* [Exercise goal]: Only the number is wanted: how many lines contain "Hilfe"?
** START Given information **
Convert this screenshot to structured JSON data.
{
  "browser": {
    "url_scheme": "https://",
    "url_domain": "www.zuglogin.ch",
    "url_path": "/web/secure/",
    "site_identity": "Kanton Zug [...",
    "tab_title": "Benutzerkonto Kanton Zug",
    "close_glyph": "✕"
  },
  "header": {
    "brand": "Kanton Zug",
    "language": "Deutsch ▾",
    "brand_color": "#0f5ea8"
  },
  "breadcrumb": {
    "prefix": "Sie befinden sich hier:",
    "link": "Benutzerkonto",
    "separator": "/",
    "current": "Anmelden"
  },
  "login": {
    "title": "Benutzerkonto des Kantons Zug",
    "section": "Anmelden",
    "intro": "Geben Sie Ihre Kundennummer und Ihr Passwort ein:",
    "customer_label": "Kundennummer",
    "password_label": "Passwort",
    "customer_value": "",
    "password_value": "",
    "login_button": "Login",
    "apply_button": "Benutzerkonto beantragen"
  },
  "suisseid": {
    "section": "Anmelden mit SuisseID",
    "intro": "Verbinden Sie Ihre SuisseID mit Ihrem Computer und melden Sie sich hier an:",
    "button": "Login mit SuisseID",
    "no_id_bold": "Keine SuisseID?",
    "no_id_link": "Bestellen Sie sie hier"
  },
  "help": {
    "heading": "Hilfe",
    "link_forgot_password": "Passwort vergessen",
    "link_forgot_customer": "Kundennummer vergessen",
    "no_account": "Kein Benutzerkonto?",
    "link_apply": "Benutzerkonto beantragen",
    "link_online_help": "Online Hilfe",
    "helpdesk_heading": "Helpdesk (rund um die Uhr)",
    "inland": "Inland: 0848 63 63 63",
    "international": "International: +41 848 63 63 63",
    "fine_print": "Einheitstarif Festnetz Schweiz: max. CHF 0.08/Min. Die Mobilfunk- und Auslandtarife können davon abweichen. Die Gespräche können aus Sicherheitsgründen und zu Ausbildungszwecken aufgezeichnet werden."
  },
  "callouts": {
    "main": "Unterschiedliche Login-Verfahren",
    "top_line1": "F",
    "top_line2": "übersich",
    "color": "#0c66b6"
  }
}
** END Given information **
* [Written answer]: 2